**Short problem**. Each line of the material must be returned exactly.

**Data for processing**.
:::
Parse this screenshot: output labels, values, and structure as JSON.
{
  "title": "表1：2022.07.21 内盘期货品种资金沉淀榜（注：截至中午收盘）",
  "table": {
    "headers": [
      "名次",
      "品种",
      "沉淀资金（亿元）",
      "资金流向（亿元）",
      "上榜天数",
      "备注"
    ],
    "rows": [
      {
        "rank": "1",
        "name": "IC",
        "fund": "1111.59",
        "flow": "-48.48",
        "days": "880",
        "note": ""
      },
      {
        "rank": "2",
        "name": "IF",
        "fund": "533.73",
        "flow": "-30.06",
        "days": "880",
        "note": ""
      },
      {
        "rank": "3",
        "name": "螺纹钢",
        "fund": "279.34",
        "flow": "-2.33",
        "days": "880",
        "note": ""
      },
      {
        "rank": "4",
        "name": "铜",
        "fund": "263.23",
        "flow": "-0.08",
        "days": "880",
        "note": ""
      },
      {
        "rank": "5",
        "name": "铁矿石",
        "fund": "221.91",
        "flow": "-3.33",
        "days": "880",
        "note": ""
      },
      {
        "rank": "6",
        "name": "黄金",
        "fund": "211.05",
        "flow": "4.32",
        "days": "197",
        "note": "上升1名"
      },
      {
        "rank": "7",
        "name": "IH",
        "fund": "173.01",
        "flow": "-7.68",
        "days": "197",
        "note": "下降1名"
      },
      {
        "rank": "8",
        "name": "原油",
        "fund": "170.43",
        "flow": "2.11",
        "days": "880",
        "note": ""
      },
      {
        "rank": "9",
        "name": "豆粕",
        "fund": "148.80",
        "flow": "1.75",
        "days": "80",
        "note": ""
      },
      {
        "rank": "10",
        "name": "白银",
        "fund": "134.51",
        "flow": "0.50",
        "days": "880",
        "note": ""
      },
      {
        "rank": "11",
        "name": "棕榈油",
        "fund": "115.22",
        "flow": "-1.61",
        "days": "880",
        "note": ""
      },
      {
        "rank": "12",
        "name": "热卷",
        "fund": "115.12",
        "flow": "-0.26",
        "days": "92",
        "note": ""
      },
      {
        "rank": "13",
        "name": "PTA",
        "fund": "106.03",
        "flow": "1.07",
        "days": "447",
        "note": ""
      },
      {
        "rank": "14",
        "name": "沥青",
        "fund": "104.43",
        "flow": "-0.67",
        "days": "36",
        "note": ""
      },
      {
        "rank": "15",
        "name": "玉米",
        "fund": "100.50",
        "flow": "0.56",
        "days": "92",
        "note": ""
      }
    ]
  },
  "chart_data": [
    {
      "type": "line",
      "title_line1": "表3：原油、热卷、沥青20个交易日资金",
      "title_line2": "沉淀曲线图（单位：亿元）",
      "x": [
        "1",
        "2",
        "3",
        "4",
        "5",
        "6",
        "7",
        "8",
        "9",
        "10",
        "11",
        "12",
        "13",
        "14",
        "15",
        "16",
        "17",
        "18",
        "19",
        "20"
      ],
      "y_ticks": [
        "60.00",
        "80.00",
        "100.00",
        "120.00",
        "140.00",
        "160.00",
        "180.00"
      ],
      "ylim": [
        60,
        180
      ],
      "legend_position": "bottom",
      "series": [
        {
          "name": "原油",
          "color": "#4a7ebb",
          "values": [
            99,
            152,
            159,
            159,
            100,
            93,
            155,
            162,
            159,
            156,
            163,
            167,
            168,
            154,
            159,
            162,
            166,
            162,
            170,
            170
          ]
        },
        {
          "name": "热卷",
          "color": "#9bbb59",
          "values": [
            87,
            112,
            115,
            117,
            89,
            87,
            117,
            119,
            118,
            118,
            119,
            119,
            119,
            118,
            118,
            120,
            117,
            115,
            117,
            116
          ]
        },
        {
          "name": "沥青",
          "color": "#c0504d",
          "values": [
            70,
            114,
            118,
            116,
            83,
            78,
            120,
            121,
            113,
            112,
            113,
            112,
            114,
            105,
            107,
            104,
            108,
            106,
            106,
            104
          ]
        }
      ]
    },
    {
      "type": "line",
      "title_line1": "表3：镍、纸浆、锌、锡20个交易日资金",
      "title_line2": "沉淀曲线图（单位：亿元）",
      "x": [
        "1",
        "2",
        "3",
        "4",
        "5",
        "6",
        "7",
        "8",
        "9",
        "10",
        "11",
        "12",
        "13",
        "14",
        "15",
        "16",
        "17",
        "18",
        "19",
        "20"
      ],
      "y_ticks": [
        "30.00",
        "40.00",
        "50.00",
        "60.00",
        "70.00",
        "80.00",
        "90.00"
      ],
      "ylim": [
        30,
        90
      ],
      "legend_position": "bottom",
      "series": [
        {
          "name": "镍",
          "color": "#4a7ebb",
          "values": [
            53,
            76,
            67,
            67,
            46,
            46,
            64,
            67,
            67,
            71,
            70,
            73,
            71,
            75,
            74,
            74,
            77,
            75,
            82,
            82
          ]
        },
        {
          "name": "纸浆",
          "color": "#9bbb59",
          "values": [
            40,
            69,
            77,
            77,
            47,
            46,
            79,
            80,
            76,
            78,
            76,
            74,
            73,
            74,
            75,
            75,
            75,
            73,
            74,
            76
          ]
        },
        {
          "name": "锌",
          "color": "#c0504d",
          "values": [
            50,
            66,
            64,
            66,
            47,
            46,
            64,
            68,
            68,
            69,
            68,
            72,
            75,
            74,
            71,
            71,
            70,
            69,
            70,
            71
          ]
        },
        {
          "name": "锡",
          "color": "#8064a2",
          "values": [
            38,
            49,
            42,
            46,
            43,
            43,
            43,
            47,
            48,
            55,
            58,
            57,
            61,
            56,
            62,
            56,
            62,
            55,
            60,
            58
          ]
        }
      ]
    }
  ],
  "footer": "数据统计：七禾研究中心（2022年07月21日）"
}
:::
**Exercise result**.
Parse this screenshot: output labels, values, and structure as JSON.
{
  "title": "表1：2022.07.21 内盘期货品种资金沉淀榜（注：截至中午收盘）",
  "table": {
    "headers": [
      "名次",
      "品种",
      "沉淀资金（亿元）",
      "资金流向（亿元）",
      "上榜天数",
      "备注"
    ],
    "rows": [
      {
        "rank": "1",
        "name": "IC",
        "fund": "1111.59",
        "flow": "-48.48",
        "days": "880",
        "note": ""
      },
      {
        "rank": "2",
        "name": "IF",
        "fund": "533.73",
        "flow": "-30.06",
        "days": "880",
        "note": ""
      },
      {
        "rank": "3",
        "name": "螺纹钢",
        "fund": "279.34",
        "flow": "-2.33",
        "days": "880",
        "note": ""
      },
      {
        "rank": "4",
        "name": "铜",
        "fund": "263.23",
        "flow": "-0.08",
        "days": "880",
        "note": ""
      },
      {
        "rank": "5",
        "name": "铁矿石",
        "fund": "221.91",
        "flow": "-3.33",
        "days": "880",
        "note": ""
      },
      {
        "rank": "6",
        "name": "黄金",
        "fund": "211.05",
        "flow": "4.32",
        "days": "197",
        "note": "上升1名"
      },
      {
        "rank": "7",
        "name": "IH",
        "fund": "173.01",
        "flow": "-7.68",
        "days": "197",
        "note": "下降1名"
      },
      {
        "rank": "8",
        "name": "原油",
        "fund": "170.43",
        "flow": "2.11",
        "days": "880",
        "note": ""
      },
      {
        "rank": "9",
        "name": "豆粕",
        "fund": "148.80",
        "flow": "1.75",
        "days": "80",
        "note": ""
      },
      {
        "rank": "10",
        "name": "白银",
        "fund": "134.51",
        "flow": "0.50",
        "days": "880",
        "note": ""
      },
      {
        "rank": "11",
        "name": "棕榈油",
        "fund": "115.22",
        "flow": "-1.61",
        "days": "880",
        "note": ""
      },
      {
        "rank": "12",
        "name": "热卷",
        "fund": "115.12",
        "flow": "-0.26",
        "days": "92",
        "note": ""
      },
      {
        "rank": "13",
        "name": "PTA",
        "fund": "106.03",
        "flow": "1.07",
        "days": "447",
        "note": ""
      },
      {
        "rank": "14",
        "name": "沥青",
        "fund": "104.43",
        "flow": "-0.67",
        "days": "36",
        "note": ""
      },
      {
        "rank": "15",
        "name": "玉米",
        "fund": "100.50",
        "flow": "0.56",
        "days": "92",
        "note": ""
      }
    ]
  },
  "chart_data": [
    {
      "type": "line",
      "title_line1": "表3：原油、热卷、沥青20个交易日资金",
      "title_line2": "沉淀曲线图（单位：亿元）",
      "x": [
        "1",
        "2",
        "3",
        "4",
        "5",
        "6",
        "7",
        "8",
        "9",
        "10",
        "11",
        "12",
        "13",
        "14",
        "15",
        "16",
        "17",
        "18",
        "19",
        "20"
      ],
      "y_ticks": [
        "60.00",
        "80.00",
        "100.00",
        "120.00",
        "140.00",
        "160.00",
        "180.00"
      ],
      "ylim": [
        60,
        180
      ],
      "legend_position": "bottom",
      "series": [
        {
          "name": "原油",
          "color": "#4a7ebb",
          "values": [
            99,
            152,
            159,
            159,
            100,
            93,
            155,
            162,
            159,
            156,
            163,
            167,
            168,
            154,
            159,
            162,
            166,
            162,
            170,
            170
          ]
        },
        {
          "name": "热卷",
          "color": "#9bbb59",
          "values": [
            87,
            112,
            115,
            117,
            89,
            87,
            117,
            119,
            118,
            118,
            119,
            119,
            119,
            118,
            118,
            120,
            117,
            115,
            117,
            116
          ]
        },
        {
          "name": "沥青",
          "color": "#c0504d",
          "values": [
            70,
            114,
            118,
            116,
            83,
            78,
            120,
            121,
            113,
            112,
            113,
            112,
            114,
            105,
            107,
            104,
            108,
            106,
            106,
            104
          ]
        }
      ]
    },
    {
      "type": "line",
      "title_line1": "表3：镍、纸浆、锌、锡20个交易日资金",
      "title_line2": "沉淀曲线图（单位：亿元）",
      "x": [
        "1",
        "2",
        "3",
        "4",
        "5",
        "6",
        "7",
        "8",
        "9",
        "10",
        "11",
        "12",
        "13",
        "14",
        "15",
        "16",
        "17",
        "18",
        "19",
        "20"
      ],
      "y_ticks": [
        "30.00",
        "40.00",
        "50.00",
        "60.00",
        "70.00",
        "80.00",
        "90.00"
      ],
      "ylim": [
        30,
        90
      ],
      "legend_position": "bottom",
      "series": [
        {
          "name": "镍",
          "color": "#4a7ebb",
          "values": [
            53,
            76,
            67,
            67,
            46,
            46,
            64,
            67,
            67,
            71,
            70,
            73,
            71,
            75,
            74,
            74,
            77,
            75,
            82,
            82
          ]
        },
        {
          "name": "纸浆",
          "color": "#9bbb59",
          "values": [
            40,
            69,
            77,
            77,
            47,
            46,
            79,
            80,
            76,
            78,
            76,
            74,
            73,
            74,
            75,
            75,
            75,
            73,
            74,
            76
          ]
        },
        {
          "name": "锌",
          "color": "#c0504d",
          "values": [
            50,
            66,
            64,
            66,
            47,
            46,
            64,
            68,
            68,
            69,
            68,
            72,
            75,
            74,
            71,
            71,
            70,
            69,
            70,
            71
          ]
        },
        {
          "name": "锡",
          "color": "#8064a2",
          "values": [
            38,
            49,
            42,
            46,
            43,
            43,
            43,
            47,
            48,
            55,
            58,
            57,
            61,
            56,
            62,
            56,
            62,
            55,
            60,
            58
          ]
        }
      ]
    }
  ],
  "footer": "数据统计：七禾研究中心（2022年07月21日）"
}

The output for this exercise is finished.